Problem: Restate each of the lines below word for word and drop every picture.
○ ○ ○ ○ ○ ○ ○
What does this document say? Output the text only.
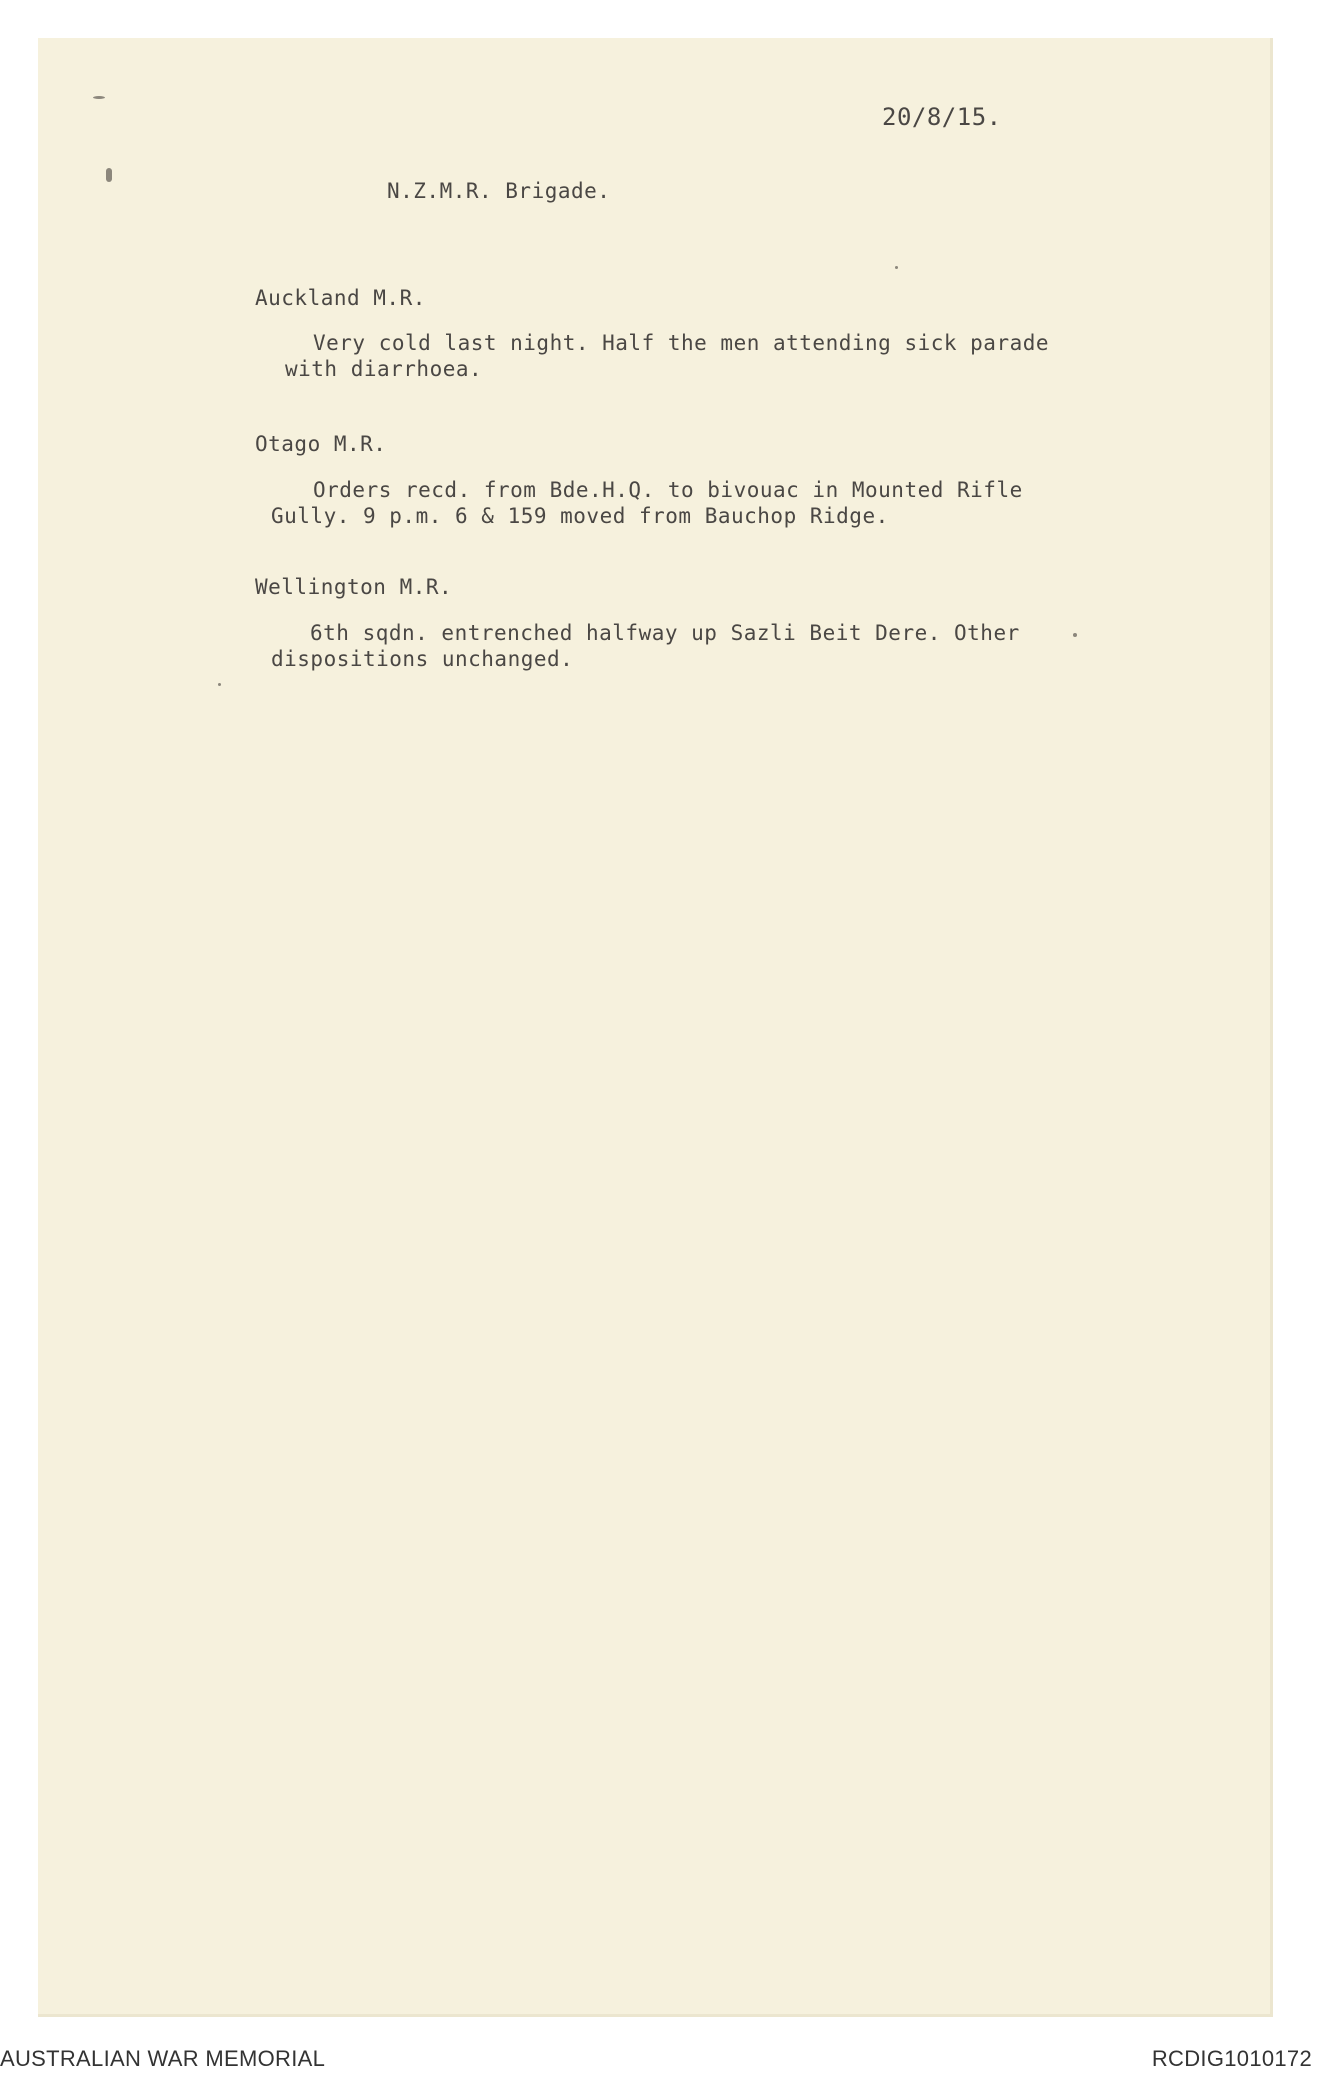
20/8/15.
N.Z.M.R. Brigade.
Auckland M.R.
Very cold last night. Half the men attending sick parade
with diarrhoea.
Otago M.R.
Orders recd. from Bde.H.Q. to bivouac in Mounted Rifle
Gully. 9 p.m. 6 & 159 moved from Bauchop Ridge.
Wellington M.R.
6th sqdn. entrenched halfway up Sazli Beit Dere. Other
dispositions unchanged.
AUSTRALIAN WAR MEMORIAL	RCDIG1010172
○ ○ ○ ○ ○ ○ ○
Result for this task:
What does this document say? Output the text only.
20/8/15.
N.Z.M.R. Brigade.
Auckland M.R.
Very cold last night. Half the men attending sick parade
with diarrhoea.
Otago M.R.
Orders recd. from Bde.H.Q. to bivouac in Mounted Rifle
Gully. 9 p.m. 6 & 159 moved from Bauchop Ridge.
Wellington M.R.
6th sqdn. entrenched halfway up Sazli Beit Dere. Other
dispositions unchanged.
AUSTRALIAN WAR MEMORIAL	RCDIG1010172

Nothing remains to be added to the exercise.